## WHAT YOU NEED TO DO
Read through the data and report every line in which the word "Files" occurs.

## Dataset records
________________

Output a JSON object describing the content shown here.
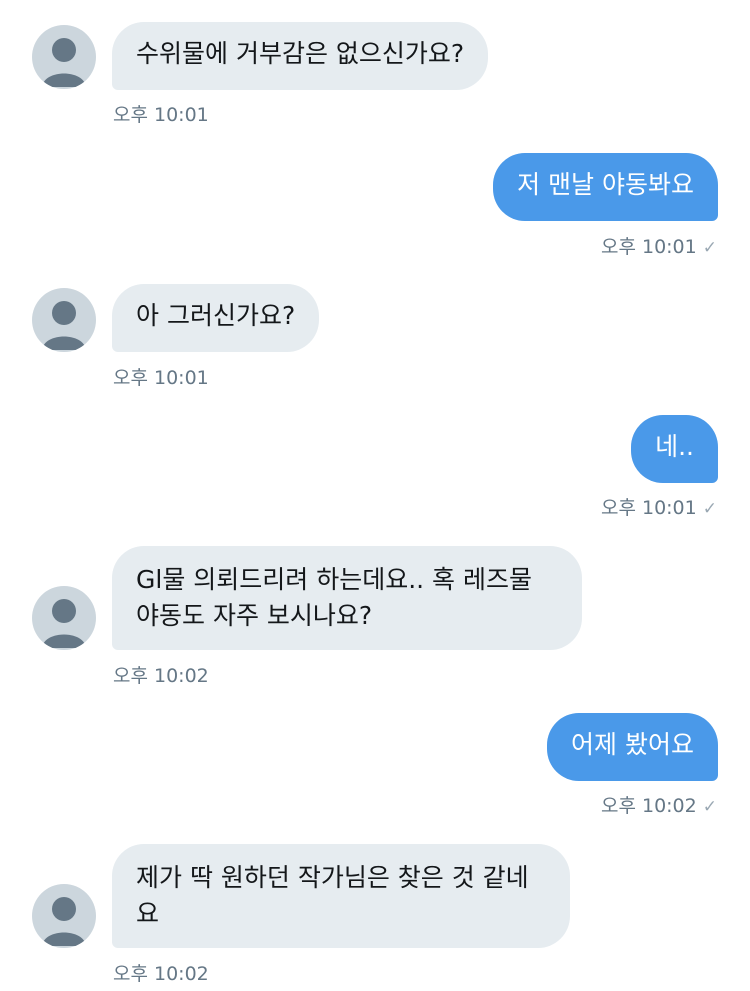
{
  "messages": [
    {
      "side": "in",
      "text": "수위물에 거부감은 없으신가요?",
      "time": "오후 10:01"
    },
    {
      "side": "out",
      "text": "저 맨날 야동봐요",
      "time": "오후 10:01"
    },
    {
      "side": "in",
      "text": "아 그러신가요?",
      "time": "오후 10:01"
    },
    {
      "side": "out",
      "text": "네..",
      "time": "오후 10:01"
    },
    {
      "side": "in",
      "lines": [
        "Gl물 의뢰드리려 하는데요.. 혹 레즈물",
        "야동도 자주 보시나요?"
      ],
      "time": "오후 10:02"
    },
    {
      "side": "out",
      "text": "어제 봤어요",
      "time": "오후 10:02"
    },
    {
      "side": "in",
      "lines": [
        "제가 딱 원하던 작가님은 찾은 것 같네",
        "요"
      ],
      "time": "오후 10:02"
    }
  ],
  "icons": {
    "avatar": "default-profile-avatar-icon",
    "read_receipt": "checkmark-icon"
  },
  "colors": {
    "incoming_bubble": "#e6ecf0",
    "outgoing_bubble": "#4a99e9",
    "timestamp": "#657786",
    "avatar_bg": "#ccd6dd",
    "avatar_fg": "#657786"
  },
  "read_mark": "✓"
}
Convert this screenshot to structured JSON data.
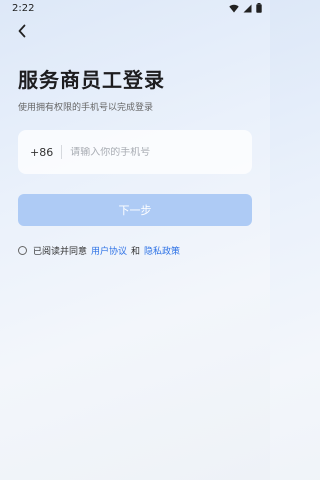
{
  "status_bar": {
    "time": "2:22"
  },
  "header": {
    "title": "服务商员工登录",
    "subtitle": "使用拥有权限的手机号以完成登录"
  },
  "phone": {
    "country_code": "+86",
    "placeholder": "请输入你的手机号"
  },
  "next_button": {
    "label": "下一步"
  },
  "agreement": {
    "prefix": "已阅读并同意",
    "user_agreement": "用户协议",
    "conjunction": "和",
    "privacy_policy": "隐私政策"
  },
  "colors": {
    "accent": "#2f73e6",
    "button_disabled": "#aecbf5"
  }
}
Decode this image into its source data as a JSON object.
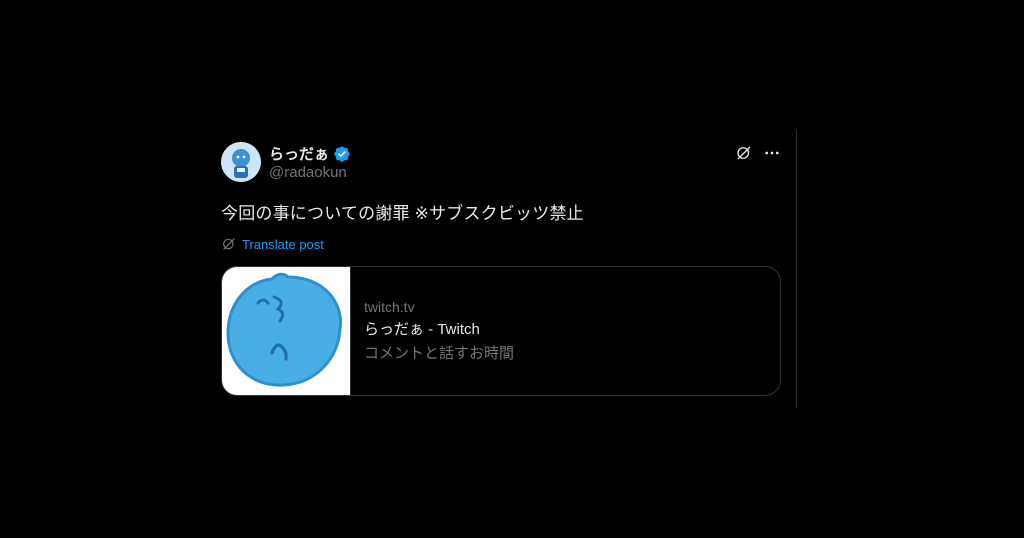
{
  "tweet": {
    "display_name": "らっだぁ",
    "handle": "@radaokun",
    "verified": true,
    "text": "今回の事についての謝罪 ※サブスクビッツ禁止",
    "translate_label": "Translate post"
  },
  "card": {
    "domain": "twitch.tv",
    "title": "らっだぁ - Twitch",
    "description": "コメントと話すお時間"
  },
  "icons": {
    "verified": "verified-badge-icon",
    "grok": "grok-icon",
    "more": "more-icon",
    "translate": "translate-icon"
  },
  "colors": {
    "background": "#000000",
    "text_primary": "#e7e9ea",
    "text_secondary": "#71767b",
    "link": "#1d9bf0",
    "border": "#2f3336",
    "verified": "#1d9bf0"
  }
}
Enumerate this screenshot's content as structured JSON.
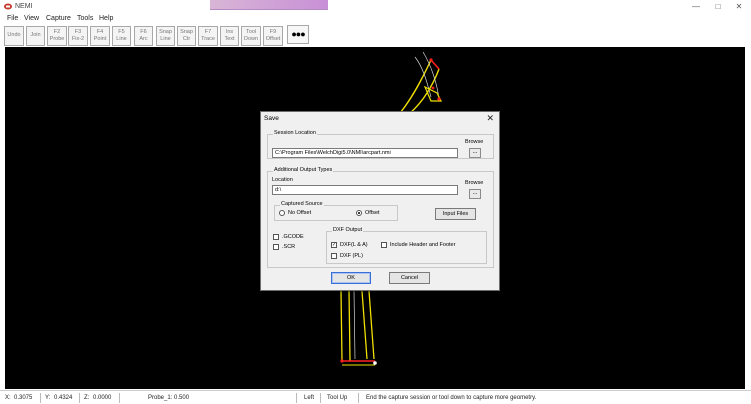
{
  "window": {
    "title": "NEMI"
  },
  "menu": [
    "File",
    "View",
    "Capture",
    "Tools",
    "Help"
  ],
  "toolbar": {
    "buttons": [
      {
        "top": "Undo",
        "bottom": ""
      },
      {
        "top": "Join",
        "bottom": ""
      },
      {
        "top": "F2",
        "bottom": "Probe"
      },
      {
        "top": "F3",
        "bottom": "Fix-2"
      },
      {
        "top": "F4",
        "bottom": "Point"
      },
      {
        "top": "F5",
        "bottom": "Line"
      },
      {
        "top": "F6",
        "bottom": "Arc"
      },
      {
        "top": "Snap",
        "bottom": "Line"
      },
      {
        "top": "Snap",
        "bottom": "Ctr"
      },
      {
        "top": "F7",
        "bottom": "Trace"
      },
      {
        "top": "Ins",
        "bottom": "Text"
      },
      {
        "top": "Tool",
        "bottom": "Down"
      },
      {
        "top": "F9",
        "bottom": "Offset"
      }
    ],
    "more_label": "●●●"
  },
  "dialog": {
    "title": "Save",
    "session_location": {
      "group_label": "Session Location",
      "path": "C:\\Program Files\\WelchDigi5.0\\NMI\\arcpart.nmi",
      "browse_label": "Browse",
      "browse_button": "..."
    },
    "additional_output": {
      "group_label": "Additional Output Types",
      "location_label": "Location",
      "location_value": "d:\\",
      "browse_label": "Browse",
      "browse_button": "...",
      "captured_source_label": "Captured Source",
      "no_offset_label": "No Offset",
      "offset_label": "Offset",
      "selected_source": "Offset",
      "input_files_label": "Input Files",
      "gcode_label": ".GCODE",
      "scr_label": ".SCR",
      "dxf_output_label": "DXF Output",
      "dxf_la_label": "DXF(L & A)",
      "dxf_pl_label": "DXF (PL)",
      "header_footer_label": "Include Header and Footer",
      "gcode_checked": false,
      "scr_checked": false,
      "dxf_la_checked": true,
      "dxf_pl_checked": false,
      "header_footer_checked": false
    },
    "ok_label": "OK",
    "cancel_label": "Cancel"
  },
  "status": {
    "x_label": "X:",
    "x_value": "0.3075",
    "y_label": "Y:",
    "y_value": "0.4324",
    "z_label": "Z:",
    "z_value": "0.0000",
    "probe": "Probe_1: 0.500",
    "side": "Left",
    "tool_state": "Tool Up",
    "message": "End the capture session or tool down to capture more geometry."
  },
  "colors": {
    "canvas_bg": "#000000",
    "geometry_yellow": "#f0e000",
    "geometry_red": "#ff2020",
    "accent_blue": "#3a6fd8"
  }
}
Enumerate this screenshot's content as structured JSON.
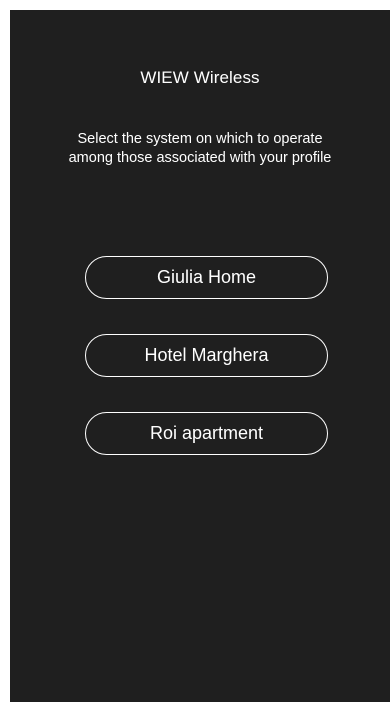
{
  "header": {
    "title": "WIEW Wireless"
  },
  "instructions": {
    "line1": "Select the system on which to operate",
    "line2": "among those associated with your profile"
  },
  "systems": [
    {
      "label": "Giulia Home"
    },
    {
      "label": "Hotel Marghera"
    },
    {
      "label": "Roi apartment"
    }
  ],
  "colors": {
    "background": "#1f1f1f",
    "text": "#ffffff",
    "button_border": "#ffffff"
  }
}
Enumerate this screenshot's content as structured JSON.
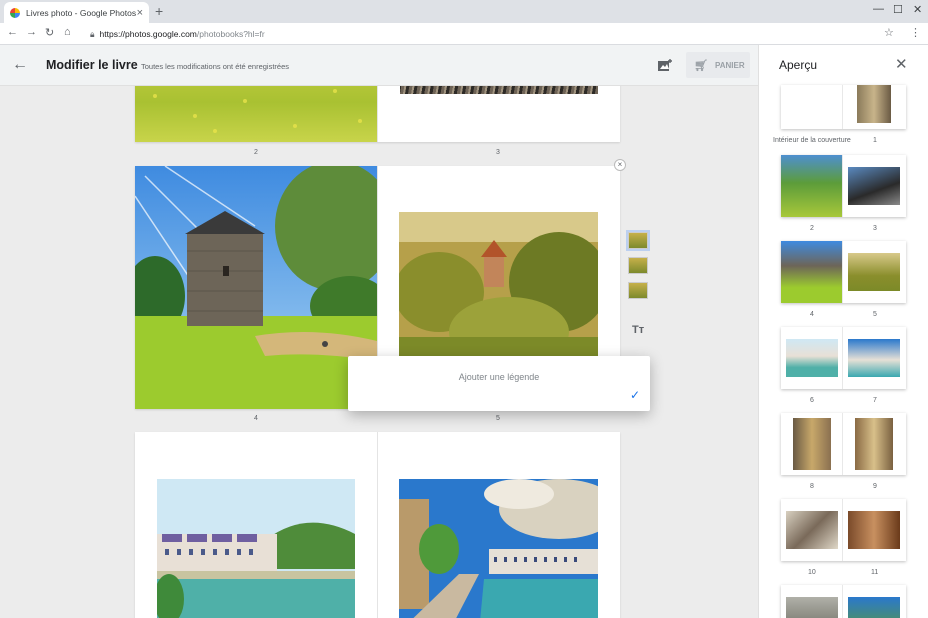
{
  "browser": {
    "tab_title": "Livres photo - Google Photos",
    "tab_close": "×",
    "new_tab": "+",
    "url_host": "https://photos.google.com",
    "url_path": "/photobooks?hl=fr",
    "icons": [
      "back-icon",
      "forward-icon",
      "reload-icon",
      "home-icon",
      "lock-icon",
      "star-icon",
      "menu-icon"
    ]
  },
  "header": {
    "title": "Modifier le livre",
    "status": "Toutes les modifications ont été enregistrées",
    "cart_label": "PANIER"
  },
  "preview": {
    "title": "Aperçu",
    "cover_label": "Intérieur de la couverture",
    "pages": [
      "1",
      "2",
      "3",
      "4",
      "5",
      "6",
      "7",
      "8",
      "9",
      "10",
      "11"
    ]
  },
  "editor": {
    "page_numbers": [
      "2",
      "3",
      "4",
      "5"
    ],
    "caption_placeholder": "Ajouter une légende",
    "text_tool_label": "Tт"
  },
  "colors": {
    "accent": "#1a73e8",
    "header_bg": "#f1f3f4",
    "canvas_bg": "#ececec"
  }
}
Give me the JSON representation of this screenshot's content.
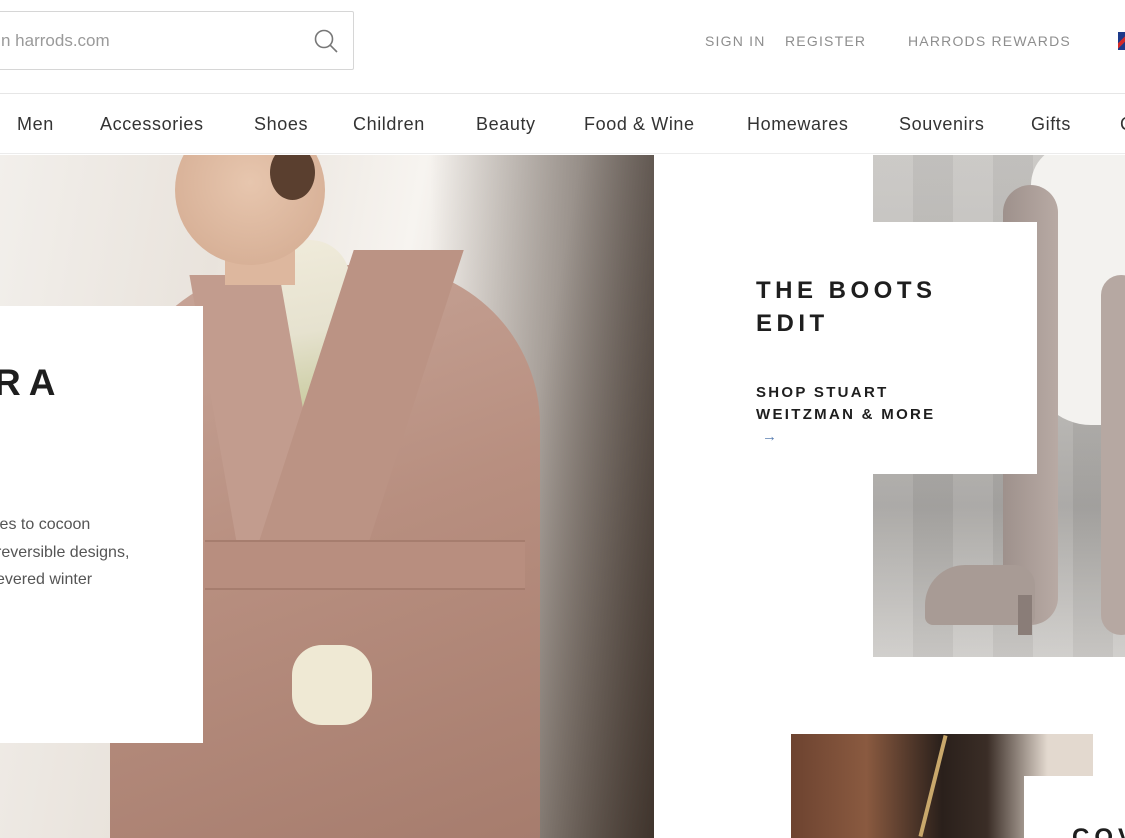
{
  "search": {
    "placeholder": "n harrods.com"
  },
  "header": {
    "sign_in": "SIGN IN",
    "register": "REGISTER",
    "rewards": "HARRODS REWARDS"
  },
  "nav": {
    "items": [
      "Men",
      "Accessories",
      "Shoes",
      "Children",
      "Beauty",
      "Food & Wine",
      "Homewares",
      "Souvenirs",
      "Gifts",
      "C"
    ]
  },
  "hero": {
    "title": "RA",
    "desc": [
      "les to cocoon",
      "reversible designs,",
      "evered winter"
    ]
  },
  "boots": {
    "title": [
      "THE BOOTS",
      "EDIT"
    ],
    "link": [
      "SHOP STUART",
      "WEITZMAN & MORE"
    ],
    "arrow": "→"
  },
  "cov": {
    "title": "COV"
  },
  "colors": {
    "link_arrow": "#5a7fb2",
    "text_dark": "#1e1e1e",
    "text_muted": "#8e8e8e"
  }
}
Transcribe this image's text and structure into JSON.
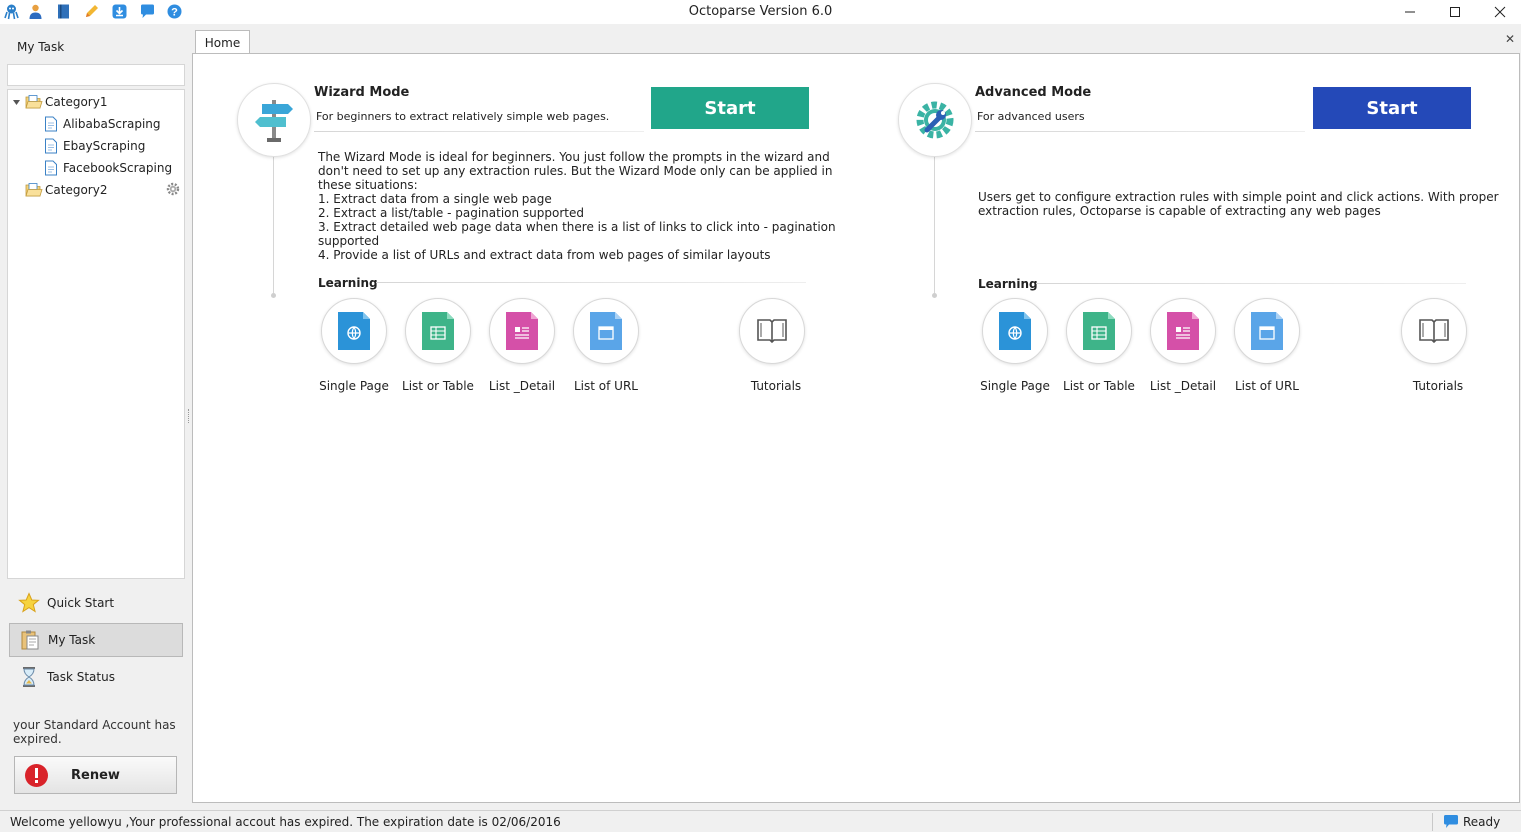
{
  "window": {
    "title": "Octoparse Version 6.0"
  },
  "quick_access_icons": [
    "octopus-icon",
    "user-icon",
    "book-icon",
    "pencil-icon",
    "download-icon",
    "chat-icon",
    "help-icon"
  ],
  "sidebar": {
    "title": "My Task",
    "search_placeholder": "",
    "tree": [
      {
        "label": "Category1",
        "type": "folder",
        "expanded": true
      },
      {
        "label": "AlibabaScraping",
        "type": "task"
      },
      {
        "label": "EbayScraping",
        "type": "task"
      },
      {
        "label": "FacebookScraping",
        "type": "task"
      },
      {
        "label": "Category2",
        "type": "folder",
        "expanded": false
      }
    ],
    "nav": [
      {
        "label": "Quick Start",
        "icon": "star-icon"
      },
      {
        "label": "My Task",
        "icon": "clipboard-icon",
        "active": true
      },
      {
        "label": "Task Status",
        "icon": "hourglass-icon"
      }
    ],
    "expired_msg": "your Standard Account has expired.",
    "renew_label": "Renew"
  },
  "tabs": [
    {
      "label": "Home"
    }
  ],
  "wizard": {
    "title": "Wizard Mode",
    "subtitle": "For beginners to extract relatively simple web pages.",
    "start_label": "Start",
    "start_color": "#21a68a",
    "desc": [
      "The Wizard Mode is ideal for beginners. You just follow the prompts in the wizard and",
      "don't need to set up any extraction rules. But the Wizard Mode only can be applied in",
      "these situations:",
      "1. Extract data from a single web page",
      "2. Extract a list/table - pagination supported",
      "3. Extract detailed web page data when there is a list of links to click into - pagination",
      "supported",
      "4. Provide a list of URLs and extract data from web pages of similar layouts"
    ],
    "learning_label": "Learning",
    "learning_items": [
      {
        "label": "Single Page",
        "icon": "globe-doc-icon",
        "color": "#2b93d8"
      },
      {
        "label": "List or Table",
        "icon": "table-doc-icon",
        "color": "#3eb489"
      },
      {
        "label": "List _Detail",
        "icon": "detail-doc-icon",
        "color": "#d550a8"
      },
      {
        "label": "List of URL",
        "icon": "url-doc-icon",
        "color": "#5aa5e8"
      },
      {
        "label": "Tutorials",
        "icon": "open-book-icon",
        "color": "#555555"
      }
    ]
  },
  "advanced": {
    "title": "Advanced Mode",
    "subtitle": "For advanced users",
    "start_label": "Start",
    "start_color": "#2449b8",
    "desc": [
      "Users get to configure extraction rules with simple point and click actions. With proper",
      "extraction rules, Octoparse is capable of extracting any web pages"
    ],
    "learning_label": "Learning",
    "learning_items": [
      {
        "label": "Single Page",
        "icon": "globe-doc-icon",
        "color": "#2b93d8"
      },
      {
        "label": "List or Table",
        "icon": "table-doc-icon",
        "color": "#3eb489"
      },
      {
        "label": "List _Detail",
        "icon": "detail-doc-icon",
        "color": "#d550a8"
      },
      {
        "label": "List of URL",
        "icon": "url-doc-icon",
        "color": "#5aa5e8"
      },
      {
        "label": "Tutorials",
        "icon": "open-book-icon",
        "color": "#555555"
      }
    ]
  },
  "statusbar": {
    "welcome": "Welcome  yellowyu ,Your professional accout has expired. The expiration date is 02/06/2016",
    "ready": "Ready"
  }
}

________________

## ANSWER
      "path": "C:\\Program Files\\WelchDigi5.0\\NMI\\arcpart.nmi",
      "input_files_label": "Input Files",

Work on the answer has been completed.